[WRITTEN PROBLEM] Please output every line of the items below, character for character, with nothing left out.

[Part of a data file]

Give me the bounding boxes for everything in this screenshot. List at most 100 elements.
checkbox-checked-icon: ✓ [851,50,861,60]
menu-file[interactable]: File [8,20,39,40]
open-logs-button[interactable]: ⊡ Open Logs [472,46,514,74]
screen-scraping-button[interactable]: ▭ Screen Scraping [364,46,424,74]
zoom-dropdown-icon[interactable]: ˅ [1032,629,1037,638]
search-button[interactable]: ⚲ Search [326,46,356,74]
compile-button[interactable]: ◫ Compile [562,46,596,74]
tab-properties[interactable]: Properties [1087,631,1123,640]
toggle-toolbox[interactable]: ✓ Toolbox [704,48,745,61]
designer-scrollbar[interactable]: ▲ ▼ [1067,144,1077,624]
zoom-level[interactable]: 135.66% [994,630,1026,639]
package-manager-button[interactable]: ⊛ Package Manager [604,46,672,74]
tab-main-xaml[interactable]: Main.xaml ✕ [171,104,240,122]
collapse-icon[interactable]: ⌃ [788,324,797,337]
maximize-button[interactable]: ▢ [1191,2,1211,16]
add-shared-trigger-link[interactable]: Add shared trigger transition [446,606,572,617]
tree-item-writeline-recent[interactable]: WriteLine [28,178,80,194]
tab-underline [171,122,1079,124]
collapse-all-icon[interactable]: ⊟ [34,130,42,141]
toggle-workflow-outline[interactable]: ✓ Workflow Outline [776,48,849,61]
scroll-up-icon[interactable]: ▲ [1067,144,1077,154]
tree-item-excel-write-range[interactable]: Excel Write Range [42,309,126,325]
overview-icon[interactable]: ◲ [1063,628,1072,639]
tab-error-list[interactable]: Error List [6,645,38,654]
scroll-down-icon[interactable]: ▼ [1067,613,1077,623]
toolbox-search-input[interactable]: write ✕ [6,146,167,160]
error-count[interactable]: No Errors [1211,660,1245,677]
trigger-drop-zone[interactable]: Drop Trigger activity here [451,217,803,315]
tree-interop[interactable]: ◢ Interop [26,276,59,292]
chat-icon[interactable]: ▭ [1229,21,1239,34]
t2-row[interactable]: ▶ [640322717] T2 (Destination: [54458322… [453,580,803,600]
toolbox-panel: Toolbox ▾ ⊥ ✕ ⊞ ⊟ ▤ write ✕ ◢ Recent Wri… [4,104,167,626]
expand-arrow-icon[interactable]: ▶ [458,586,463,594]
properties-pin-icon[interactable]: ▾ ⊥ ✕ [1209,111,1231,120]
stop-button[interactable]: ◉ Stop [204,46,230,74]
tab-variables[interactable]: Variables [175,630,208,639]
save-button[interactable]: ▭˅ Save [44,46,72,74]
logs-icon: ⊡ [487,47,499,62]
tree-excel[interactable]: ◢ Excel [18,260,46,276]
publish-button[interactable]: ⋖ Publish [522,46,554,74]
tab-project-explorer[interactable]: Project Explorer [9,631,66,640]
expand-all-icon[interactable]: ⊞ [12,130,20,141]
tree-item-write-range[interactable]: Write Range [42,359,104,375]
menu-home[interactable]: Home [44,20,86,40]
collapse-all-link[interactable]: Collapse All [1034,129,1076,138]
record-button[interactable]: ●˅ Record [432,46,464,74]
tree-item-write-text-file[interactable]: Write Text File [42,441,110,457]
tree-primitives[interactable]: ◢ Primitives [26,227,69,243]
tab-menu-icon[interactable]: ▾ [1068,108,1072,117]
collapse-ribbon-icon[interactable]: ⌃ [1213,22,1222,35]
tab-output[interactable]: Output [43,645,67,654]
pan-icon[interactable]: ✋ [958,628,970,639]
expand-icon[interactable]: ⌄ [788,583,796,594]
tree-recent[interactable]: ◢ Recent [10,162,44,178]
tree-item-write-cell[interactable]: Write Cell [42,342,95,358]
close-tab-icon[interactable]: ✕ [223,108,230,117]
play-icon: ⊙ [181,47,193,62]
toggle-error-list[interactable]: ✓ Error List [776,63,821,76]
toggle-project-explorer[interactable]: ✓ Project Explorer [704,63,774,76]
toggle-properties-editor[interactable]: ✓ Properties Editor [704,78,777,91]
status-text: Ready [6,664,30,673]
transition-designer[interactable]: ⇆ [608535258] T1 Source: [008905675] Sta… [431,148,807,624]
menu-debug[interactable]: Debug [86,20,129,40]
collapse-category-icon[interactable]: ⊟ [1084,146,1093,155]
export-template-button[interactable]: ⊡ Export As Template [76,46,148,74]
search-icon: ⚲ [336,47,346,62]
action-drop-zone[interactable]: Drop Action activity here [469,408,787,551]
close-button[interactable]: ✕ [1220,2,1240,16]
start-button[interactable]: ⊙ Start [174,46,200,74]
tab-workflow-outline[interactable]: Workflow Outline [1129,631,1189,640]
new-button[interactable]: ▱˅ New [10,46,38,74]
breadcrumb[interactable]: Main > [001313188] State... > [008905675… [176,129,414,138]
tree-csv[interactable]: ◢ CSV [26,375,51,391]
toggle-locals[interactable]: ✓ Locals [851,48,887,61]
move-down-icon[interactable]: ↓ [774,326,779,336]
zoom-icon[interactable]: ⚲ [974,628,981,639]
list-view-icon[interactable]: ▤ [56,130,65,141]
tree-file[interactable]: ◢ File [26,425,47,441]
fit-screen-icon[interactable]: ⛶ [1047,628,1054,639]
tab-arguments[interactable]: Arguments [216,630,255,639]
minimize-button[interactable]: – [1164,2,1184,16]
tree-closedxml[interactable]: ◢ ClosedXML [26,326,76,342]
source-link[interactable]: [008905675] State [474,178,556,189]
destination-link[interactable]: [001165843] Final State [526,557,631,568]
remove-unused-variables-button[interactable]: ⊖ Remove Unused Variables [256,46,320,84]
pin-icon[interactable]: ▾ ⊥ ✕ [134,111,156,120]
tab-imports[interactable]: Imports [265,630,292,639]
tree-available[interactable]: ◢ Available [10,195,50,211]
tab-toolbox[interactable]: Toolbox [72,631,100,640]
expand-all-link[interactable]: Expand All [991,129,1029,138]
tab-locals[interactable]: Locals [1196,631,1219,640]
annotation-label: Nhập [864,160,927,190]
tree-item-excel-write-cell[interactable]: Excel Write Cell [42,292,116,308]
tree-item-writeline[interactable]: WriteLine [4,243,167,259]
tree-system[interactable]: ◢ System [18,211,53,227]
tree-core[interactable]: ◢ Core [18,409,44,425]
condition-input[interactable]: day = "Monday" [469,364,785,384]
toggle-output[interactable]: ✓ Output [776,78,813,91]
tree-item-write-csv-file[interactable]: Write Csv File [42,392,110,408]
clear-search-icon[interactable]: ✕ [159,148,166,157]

[WRITTEN REPLY]
Give me the bounding boxes for everything in this screenshot. List at most 100 elements.
checkbox-checked-icon: ✓ [851,50,861,60]
menu-file[interactable]: File [8,20,39,40]
open-logs-button[interactable]: ⊡ Open Logs [472,46,514,74]
screen-scraping-button[interactable]: ▭ Screen Scraping [364,46,424,74]
zoom-dropdown-icon[interactable]: ˅ [1032,629,1037,638]
search-button[interactable]: ⚲ Search [326,46,356,74]
compile-button[interactable]: ◫ Compile [562,46,596,74]
tab-properties[interactable]: Properties [1087,631,1123,640]
toggle-toolbox[interactable]: ✓ Toolbox [704,48,745,61]
designer-scrollbar[interactable]: ▲ ▼ [1067,144,1077,624]
zoom-level[interactable]: 135.66% [994,630,1026,639]
package-manager-button[interactable]: ⊛ Package Manager [604,46,672,74]
tab-main-xaml[interactable]: Main.xaml ✕ [171,104,240,122]
collapse-icon[interactable]: ⌃ [788,324,797,337]
maximize-button[interactable]: ▢ [1191,2,1211,16]
add-shared-trigger-link[interactable]: Add shared trigger transition [446,606,572,617]
tree-item-writeline-recent[interactable]: WriteLine [28,178,80,194]
tab-underline [171,122,1079,124]
collapse-all-icon[interactable]: ⊟ [34,130,42,141]
toggle-workflow-outline[interactable]: ✓ Workflow Outline [776,48,849,61]
scroll-up-icon[interactable]: ▲ [1067,144,1077,154]
tree-item-excel-write-range[interactable]: Excel Write Range [42,309,126,325]
overview-icon[interactable]: ◲ [1063,628,1072,639]
tab-error-list[interactable]: Error List [6,645,38,654]
scroll-down-icon[interactable]: ▼ [1067,613,1077,623]
toolbox-search-input[interactable]: write ✕ [6,146,167,160]
error-count[interactable]: No Errors [1211,660,1245,677]
trigger-drop-zone[interactable]: Drop Trigger activity here [451,217,803,315]
tree-interop[interactable]: ◢ Interop [26,276,59,292]
chat-icon[interactable]: ▭ [1229,21,1239,34]
t2-row[interactable]: ▶ [640322717] T2 (Destination: [54458322… [453,580,803,600]
toolbox-panel: Toolbox ▾ ⊥ ✕ ⊞ ⊟ ▤ write ✕ ◢ Recent Wri… [4,104,167,626]
expand-arrow-icon[interactable]: ▶ [458,586,463,594]
properties-pin-icon[interactable]: ▾ ⊥ ✕ [1209,111,1231,120]
stop-button[interactable]: ◉ Stop [204,46,230,74]
tab-variables[interactable]: Variables [175,630,208,639]
save-button[interactable]: ▭˅ Save [44,46,72,74]
logs-icon: ⊡ [487,47,499,62]
tree-excel[interactable]: ◢ Excel [18,260,46,276]
publish-button[interactable]: ⋖ Publish [522,46,554,74]
tab-project-explorer[interactable]: Project Explorer [9,631,66,640]
expand-all-icon[interactable]: ⊞ [12,130,20,141]
tree-item-write-range[interactable]: Write Range [42,359,104,375]
menu-home[interactable]: Home [44,20,86,40]
collapse-all-link[interactable]: Collapse All [1034,129,1076,138]
record-button[interactable]: ●˅ Record [432,46,464,74]
tree-item-write-text-file[interactable]: Write Text File [42,441,110,457]
tree-primitives[interactable]: ◢ Primitives [26,227,69,243]
tab-menu-icon[interactable]: ▾ [1068,108,1072,117]
collapse-ribbon-icon[interactable]: ⌃ [1213,22,1222,35]
tab-output[interactable]: Output [43,645,67,654]
pan-icon[interactable]: ✋ [958,628,970,639]
expand-icon[interactable]: ⌄ [788,583,796,594]
tree-recent[interactable]: ◢ Recent [10,162,44,178]
tree-item-write-cell[interactable]: Write Cell [42,342,95,358]
close-tab-icon[interactable]: ✕ [223,108,230,117]
play-icon: ⊙ [181,47,193,62]
toggle-error-list[interactable]: ✓ Error List [776,63,821,76]
toggle-project-explorer[interactable]: ✓ Project Explorer [704,63,774,76]
toggle-properties-editor[interactable]: ✓ Properties Editor [704,78,777,91]
status-text: Ready [6,664,30,673]
transition-designer[interactable]: ⇆ [608535258] T1 Source: [008905675] Sta… [431,148,807,624]
menu-debug[interactable]: Debug [86,20,129,40]
collapse-category-icon[interactable]: ⊟ [1084,146,1093,155]
export-template-button[interactable]: ⊡ Export As Template [76,46,148,74]
search-icon: ⚲ [336,47,346,62]
action-drop-zone[interactable]: Drop Action activity here [469,408,787,551]
close-button[interactable]: ✕ [1220,2,1240,16]
start-button[interactable]: ⊙ Start [174,46,200,74]
tab-workflow-outline[interactable]: Workflow Outline [1129,631,1189,640]
new-button[interactable]: ▱˅ New [10,46,38,74]
breadcrumb[interactable]: Main > [001313188] State... > [008905675… [176,129,414,138]
tree-csv[interactable]: ◢ CSV [26,375,51,391]
toggle-locals[interactable]: ✓ Locals [851,48,887,61]
move-down-icon[interactable]: ↓ [774,326,779,336]
zoom-icon[interactable]: ⚲ [974,628,981,639]
list-view-icon[interactable]: ▤ [56,130,65,141]
tree-file[interactable]: ◢ File [26,425,47,441]
fit-screen-icon[interactable]: ⛶ [1047,628,1054,639]
tab-arguments[interactable]: Arguments [216,630,255,639]
minimize-button[interactable]: – [1164,2,1184,16]
tree-closedxml[interactable]: ◢ ClosedXML [26,326,76,342]
source-link[interactable]: [008905675] State [474,178,556,189]
destination-link[interactable]: [001165843] Final State [526,557,631,568]
remove-unused-variables-button[interactable]: ⊖ Remove Unused Variables [256,46,320,84]
pin-icon[interactable]: ▾ ⊥ ✕ [134,111,156,120]
tab-imports[interactable]: Imports [265,630,292,639]
tree-available[interactable]: ◢ Available [10,195,50,211]
tab-toolbox[interactable]: Toolbox [72,631,100,640]
expand-all-link[interactable]: Expand All [991,129,1029,138]
tab-locals[interactable]: Locals [1196,631,1219,640]
annotation-label: Nhập [864,160,927,190]
tree-item-excel-write-cell[interactable]: Excel Write Cell [42,292,116,308]
tree-item-writeline[interactable]: WriteLine [4,243,167,259]
tree-system[interactable]: ◢ System [18,211,53,227]
tree-core[interactable]: ◢ Core [18,409,44,425]
condition-input[interactable]: day = "Monday" [469,364,785,384]
toggle-output[interactable]: ✓ Output [776,78,813,91]
tree-item-write-csv-file[interactable]: Write Csv File [42,392,110,408]
clear-search-icon[interactable]: ✕ [159,148,166,157]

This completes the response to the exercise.